Extracted information »

..........

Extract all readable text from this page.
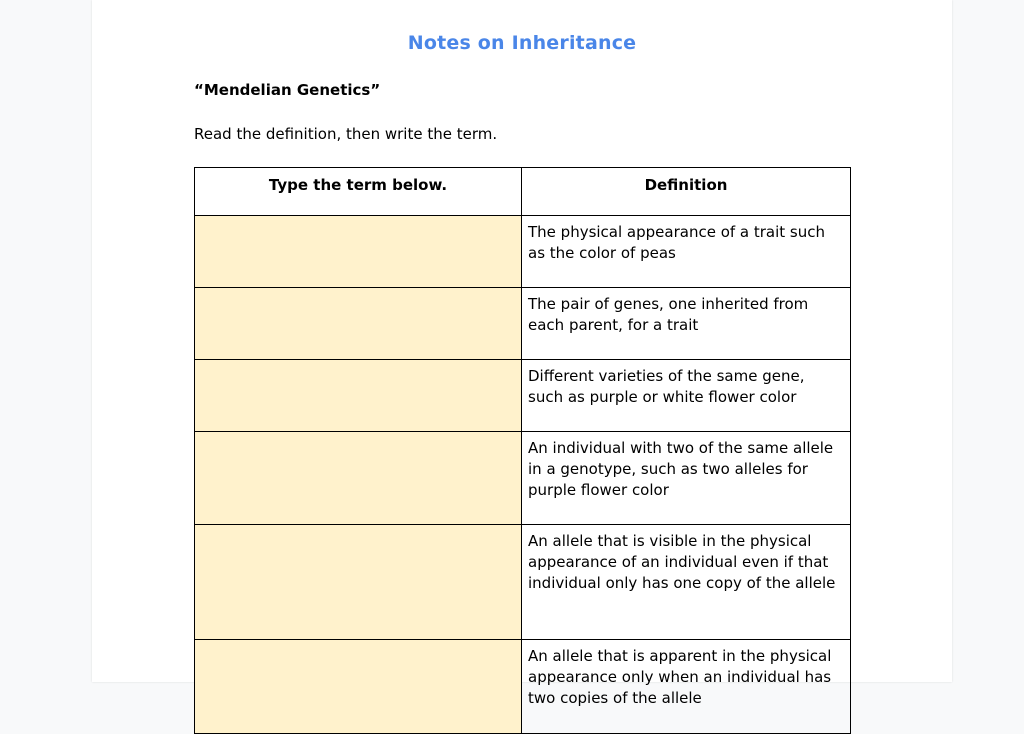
Notes on Inheritance
“Mendelian Genetics”
Read the definition, then write the term.
Type the term below.	Definition

	The physical appearance of a trait such as the color of peas

	The pair of genes, one inherited from each parent, for a trait

	Different varieties of the same gene, such as purple or white flower color

	An individual with two of the same allele in a genotype, such as two alleles for purple flower color

	An allele that is visible in the physical appearance of an individual even if that individual only has one copy of the allele

	An allele that is apparent in the physical appearance only when an individual has two copies of the allele
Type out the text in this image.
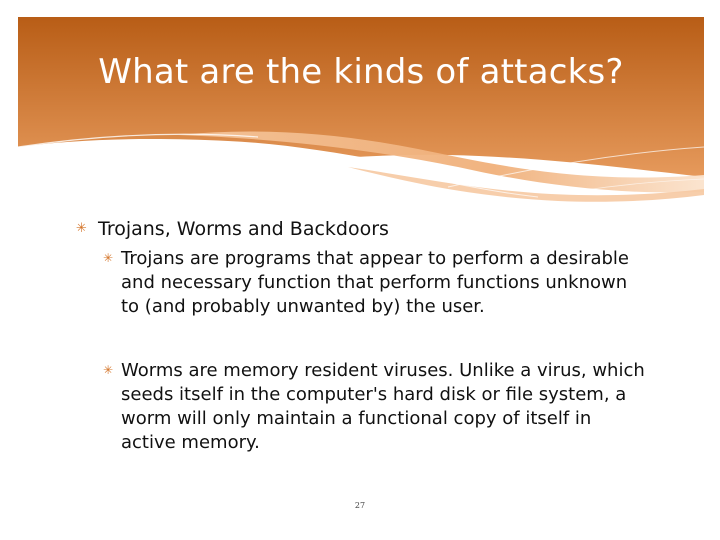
What are the kinds of attacks?
✳ Trojans, Worms and Backdoors
✳ Trojans are programs that appear to perform a desirable and necessary function that perform functions unknown to (and probably unwanted by) the user.
✳ Worms are memory resident viruses. Unlike a virus, which seeds itself in the computer's hard disk or file system, a worm will only maintain a functional copy of itself in active memory.
27
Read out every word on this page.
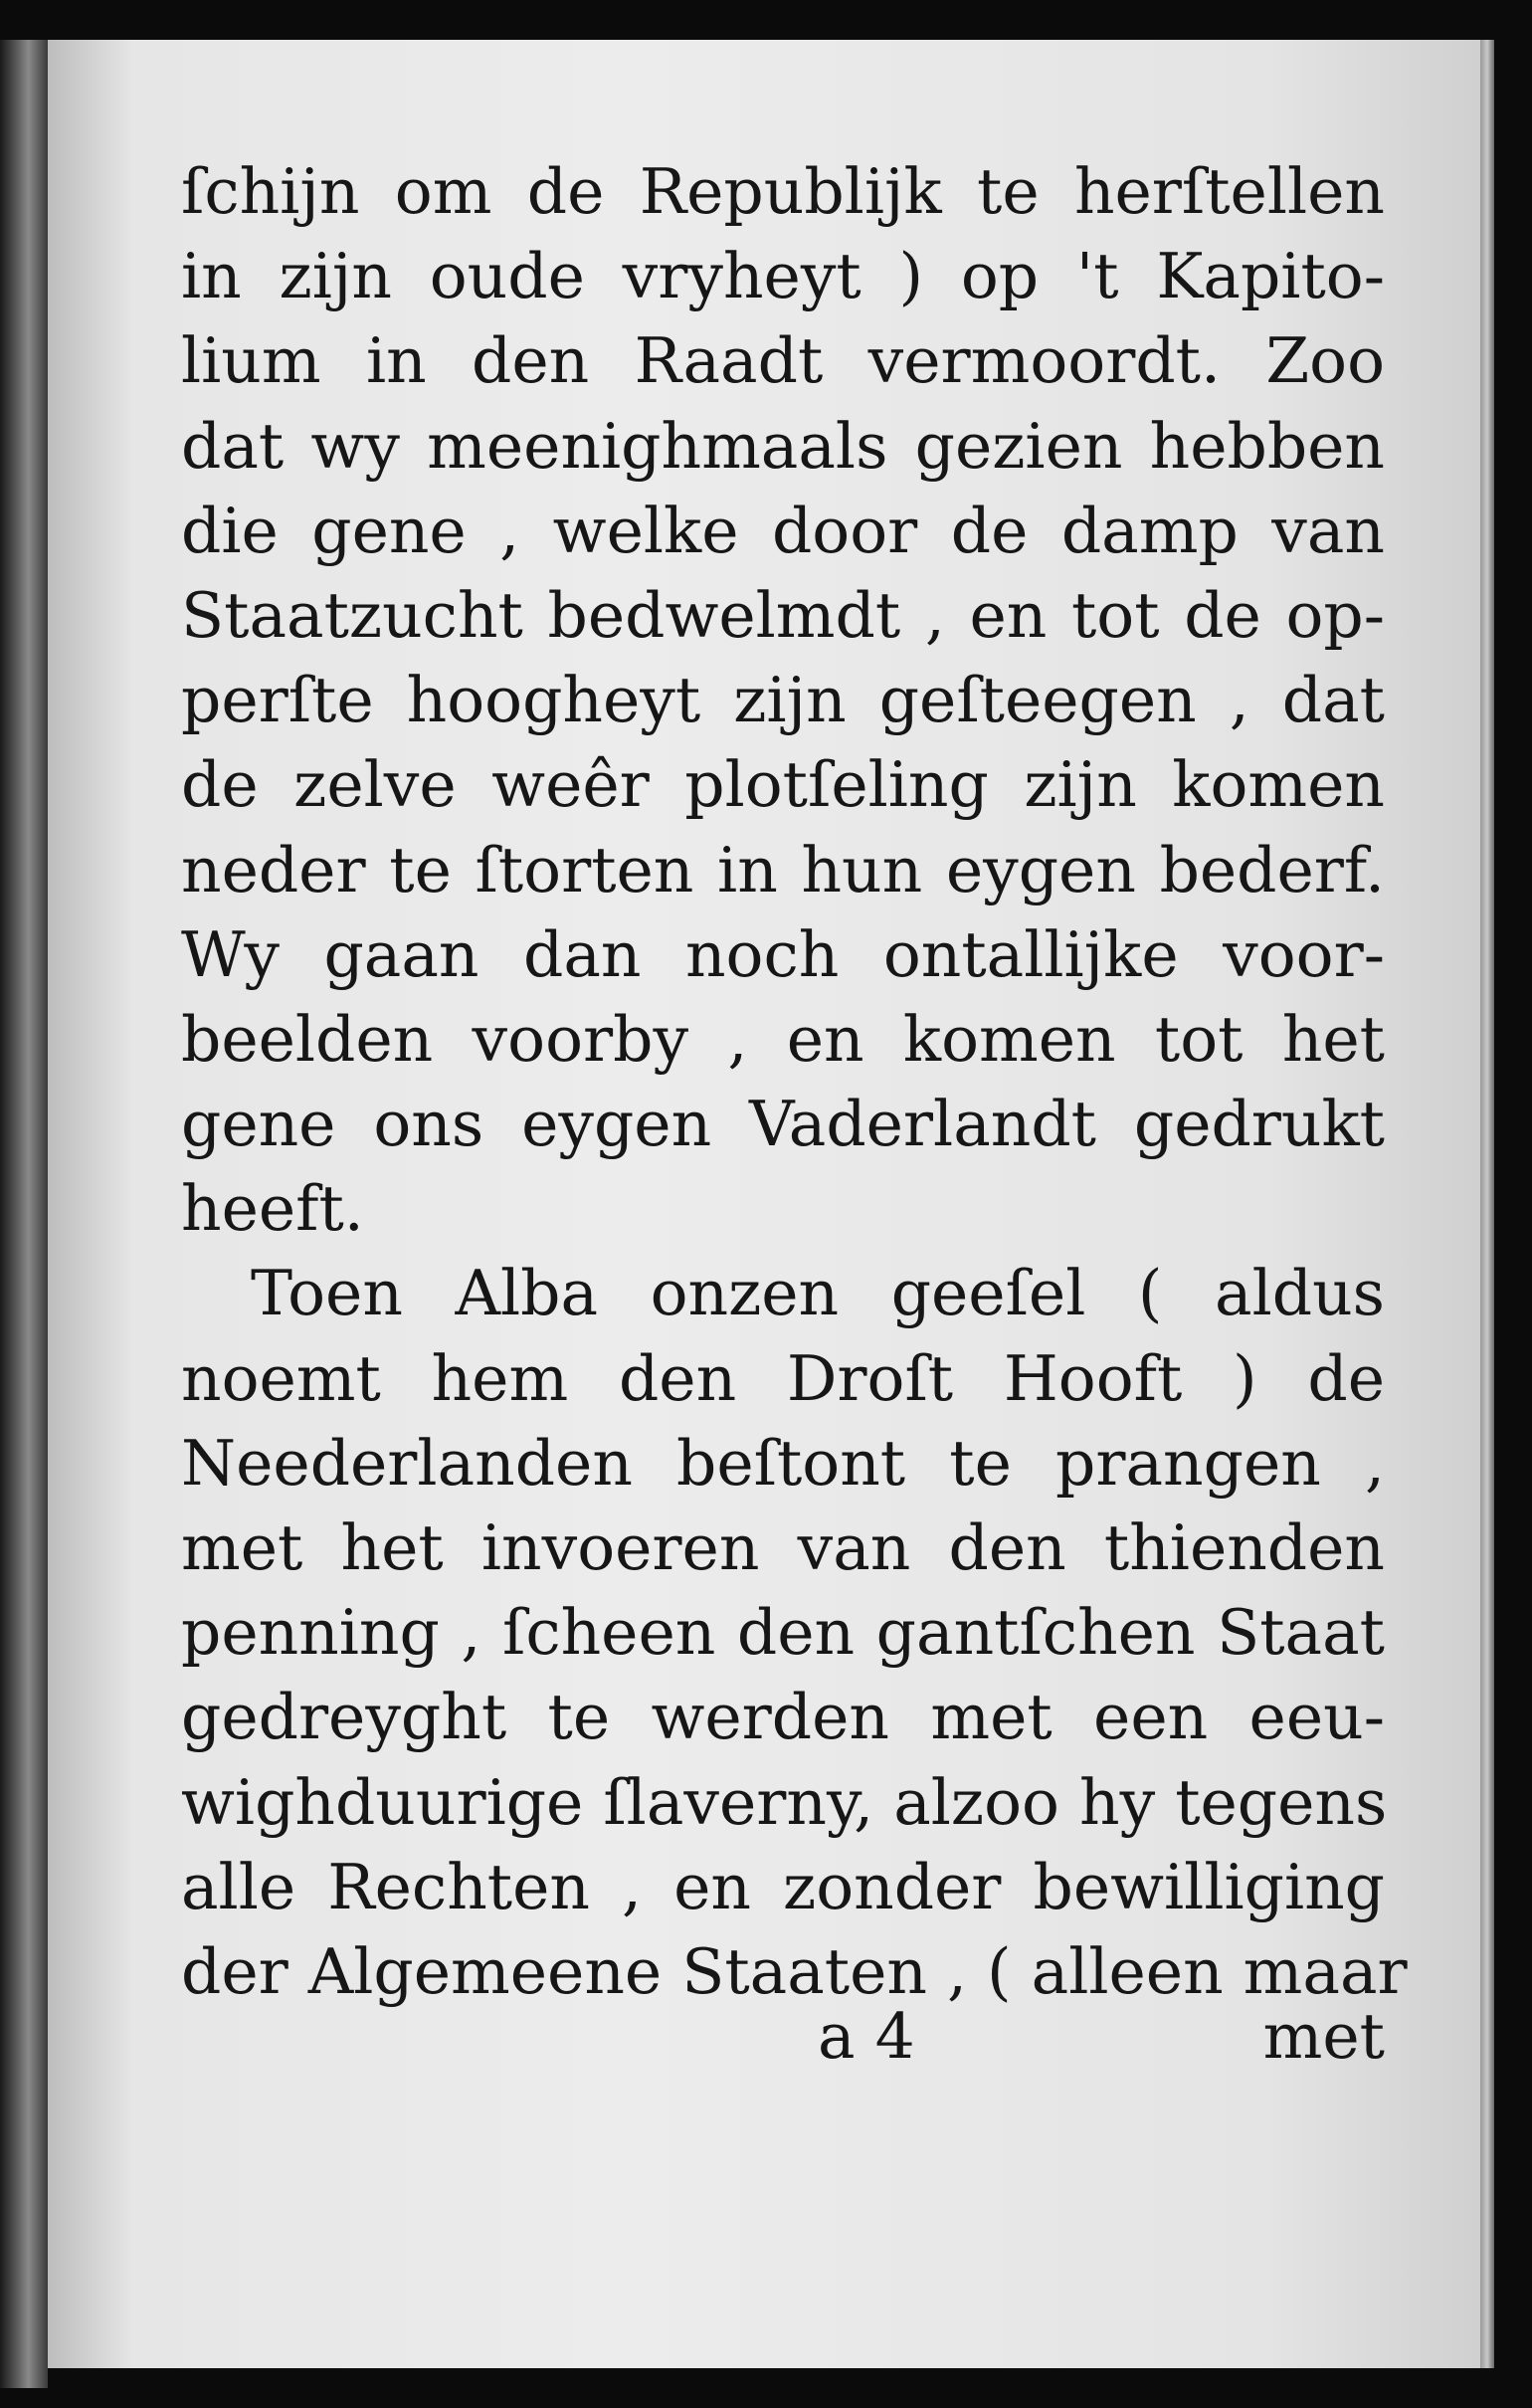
ſchijn om de Republijk te herſtellen
in zijn oude vryheyt ) op 't Kapito-
lium in den Raadt vermoordt. Zoo
dat wy meenighmaals gezien hebben
die gene , welke door de damp van
Staatzucht bedwelmdt , en tot de op-
perſte hoogheyt zijn geſteegen , dat
de zelve weêr plotſeling zijn komen
neder te ſtorten in hun eygen bederf.
Wy gaan dan noch ontallijke voor-
beelden voorby , en komen tot het
gene ons eygen Vaderlandt gedrukt
heeft.
Toen Alba onzen geeſel ( aldus
noemt hem den Droſt Hooft ) de
Neederlanden beſtont te prangen ,
met het invoeren van den thienden
penning , ſcheen den gantſchen Staat
gedreyght te werden met een eeu-
wighduurige ſlaverny, alzoo hy tegens
alle Rechten , en zonder bewilliging
der Algemeene Staaten , ( alleen maar
a 4	met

..........

Aim of the exercise » Lines holding "text": count them across the data and reply with the number alone.

Solved problem » 2